> **TASK DIRECTIONS**
Print each line exactly as it is given.

> **RAW DATA**
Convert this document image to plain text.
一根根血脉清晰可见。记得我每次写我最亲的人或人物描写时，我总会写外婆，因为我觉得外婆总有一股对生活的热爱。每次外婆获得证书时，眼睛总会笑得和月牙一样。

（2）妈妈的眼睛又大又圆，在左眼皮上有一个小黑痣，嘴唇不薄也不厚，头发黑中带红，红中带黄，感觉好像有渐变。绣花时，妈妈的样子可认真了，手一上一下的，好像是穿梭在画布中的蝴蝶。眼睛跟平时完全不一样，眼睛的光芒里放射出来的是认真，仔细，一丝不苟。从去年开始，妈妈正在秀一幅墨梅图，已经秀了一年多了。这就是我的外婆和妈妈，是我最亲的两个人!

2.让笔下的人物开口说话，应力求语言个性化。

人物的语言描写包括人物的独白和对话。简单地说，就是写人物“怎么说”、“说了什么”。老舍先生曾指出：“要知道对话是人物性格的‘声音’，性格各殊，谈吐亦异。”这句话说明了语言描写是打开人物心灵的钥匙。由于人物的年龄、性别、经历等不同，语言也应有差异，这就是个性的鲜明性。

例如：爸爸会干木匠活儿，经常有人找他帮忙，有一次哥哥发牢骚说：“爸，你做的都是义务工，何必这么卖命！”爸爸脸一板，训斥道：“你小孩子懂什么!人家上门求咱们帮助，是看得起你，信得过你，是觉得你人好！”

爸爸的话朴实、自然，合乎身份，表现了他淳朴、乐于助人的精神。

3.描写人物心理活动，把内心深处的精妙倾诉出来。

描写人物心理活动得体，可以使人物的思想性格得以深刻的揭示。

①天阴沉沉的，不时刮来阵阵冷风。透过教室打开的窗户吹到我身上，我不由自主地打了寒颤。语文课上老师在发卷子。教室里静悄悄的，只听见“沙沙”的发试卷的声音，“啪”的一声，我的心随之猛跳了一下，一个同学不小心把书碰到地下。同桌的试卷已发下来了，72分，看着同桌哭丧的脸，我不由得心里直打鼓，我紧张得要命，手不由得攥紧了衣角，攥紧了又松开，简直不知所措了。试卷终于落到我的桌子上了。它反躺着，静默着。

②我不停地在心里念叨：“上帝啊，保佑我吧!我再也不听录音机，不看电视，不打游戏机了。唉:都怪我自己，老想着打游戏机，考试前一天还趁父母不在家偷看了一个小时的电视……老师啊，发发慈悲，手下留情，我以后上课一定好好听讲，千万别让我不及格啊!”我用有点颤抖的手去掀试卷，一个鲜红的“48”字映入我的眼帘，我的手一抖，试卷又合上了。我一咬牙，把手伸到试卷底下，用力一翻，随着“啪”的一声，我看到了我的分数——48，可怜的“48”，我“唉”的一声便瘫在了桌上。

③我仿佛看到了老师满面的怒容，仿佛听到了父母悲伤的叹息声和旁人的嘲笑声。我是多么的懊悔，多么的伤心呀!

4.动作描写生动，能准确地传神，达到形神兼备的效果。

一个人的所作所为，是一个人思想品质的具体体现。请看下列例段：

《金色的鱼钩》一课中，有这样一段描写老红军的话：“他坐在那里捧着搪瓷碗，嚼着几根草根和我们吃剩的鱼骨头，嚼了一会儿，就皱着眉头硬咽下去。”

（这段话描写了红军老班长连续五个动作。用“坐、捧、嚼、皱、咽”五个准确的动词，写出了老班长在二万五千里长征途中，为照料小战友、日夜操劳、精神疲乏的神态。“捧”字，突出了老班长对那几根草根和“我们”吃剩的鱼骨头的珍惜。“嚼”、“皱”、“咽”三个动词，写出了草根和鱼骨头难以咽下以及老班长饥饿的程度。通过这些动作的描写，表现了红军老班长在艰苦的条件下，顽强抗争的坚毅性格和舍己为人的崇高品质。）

> **TASK OUTPUT**
Convert this document image to plain text.
一根根血脉清晰可见。记得我每次写我最亲的人或人物描写时，我总会写外婆，因为我觉得外婆总有一股对生活的热爱。每次外婆获得证书时，眼睛总会笑得和月牙一样。

（2）妈妈的眼睛又大又圆，在左眼皮上有一个小黑痣，嘴唇不薄也不厚，头发黑中带红，红中带黄，感觉好像有渐变。绣花时，妈妈的样子可认真了，手一上一下的，好像是穿梭在画布中的蝴蝶。眼睛跟平时完全不一样，眼睛的光芒里放射出来的是认真，仔细，一丝不苟。从去年开始，妈妈正在秀一幅墨梅图，已经秀了一年多了。这就是我的外婆和妈妈，是我最亲的两个人!

2.让笔下的人物开口说话，应力求语言个性化。

人物的语言描写包括人物的独白和对话。简单地说，就是写人物“怎么说”、“说了什么”。老舍先生曾指出：“要知道对话是人物性格的‘声音’，性格各殊，谈吐亦异。”这句话说明了语言描写是打开人物心灵的钥匙。由于人物的年龄、性别、经历等不同，语言也应有差异，这就是个性的鲜明性。

例如：爸爸会干木匠活儿，经常有人找他帮忙，有一次哥哥发牢骚说：“爸，你做的都是义务工，何必这么卖命！”爸爸脸一板，训斥道：“你小孩子懂什么!人家上门求咱们帮助，是看得起你，信得过你，是觉得你人好！”

爸爸的话朴实、自然，合乎身份，表现了他淳朴、乐于助人的精神。

3.描写人物心理活动，把内心深处的精妙倾诉出来。

描写人物心理活动得体，可以使人物的思想性格得以深刻的揭示。

①天阴沉沉的，不时刮来阵阵冷风。透过教室打开的窗户吹到我身上，我不由自主地打了寒颤。语文课上老师在发卷子。教室里静悄悄的，只听见“沙沙”的发试卷的声音，“啪”的一声，我的心随之猛跳了一下，一个同学不小心把书碰到地下。同桌的试卷已发下来了，72分，看着同桌哭丧的脸，我不由得心里直打鼓，我紧张得要命，手不由得攥紧了衣角，攥紧了又松开，简直不知所措了。试卷终于落到我的桌子上了。它反躺着，静默着。

②我不停地在心里念叨：“上帝啊，保佑我吧!我再也不听录音机，不看电视，不打游戏机了。唉:都怪我自己，老想着打游戏机，考试前一天还趁父母不在家偷看了一个小时的电视……老师啊，发发慈悲，手下留情，我以后上课一定好好听讲，千万别让我不及格啊!”我用有点颤抖的手去掀试卷，一个鲜红的“48”字映入我的眼帘，我的手一抖，试卷又合上了。我一咬牙，把手伸到试卷底下，用力一翻，随着“啪”的一声，我看到了我的分数——48，可怜的“48”，我“唉”的一声便瘫在了桌上。

③我仿佛看到了老师满面的怒容，仿佛听到了父母悲伤的叹息声和旁人的嘲笑声。我是多么的懊悔，多么的伤心呀!

4.动作描写生动，能准确地传神，达到形神兼备的效果。

一个人的所作所为，是一个人思想品质的具体体现。请看下列例段：

《金色的鱼钩》一课中，有这样一段描写老红军的话：“他坐在那里捧着搪瓷碗，嚼着几根草根和我们吃剩的鱼骨头，嚼了一会儿，就皱着眉头硬咽下去。”

（这段话描写了红军老班长连续五个动作。用“坐、捧、嚼、皱、咽”五个准确的动词，写出了老班长在二万五千里长征途中，为照料小战友、日夜操劳、精神疲乏的神态。“捧”字，突出了老班长对那几根草根和“我们”吃剩的鱼骨头的珍惜。“嚼”、“皱”、“咽”三个动词，写出了草根和鱼骨头难以咽下以及老班长饥饿的程度。通过这些动作的描写，表现了红军老班长在艰苦的条件下，顽强抗争的坚毅性格和舍己为人的崇高品质。）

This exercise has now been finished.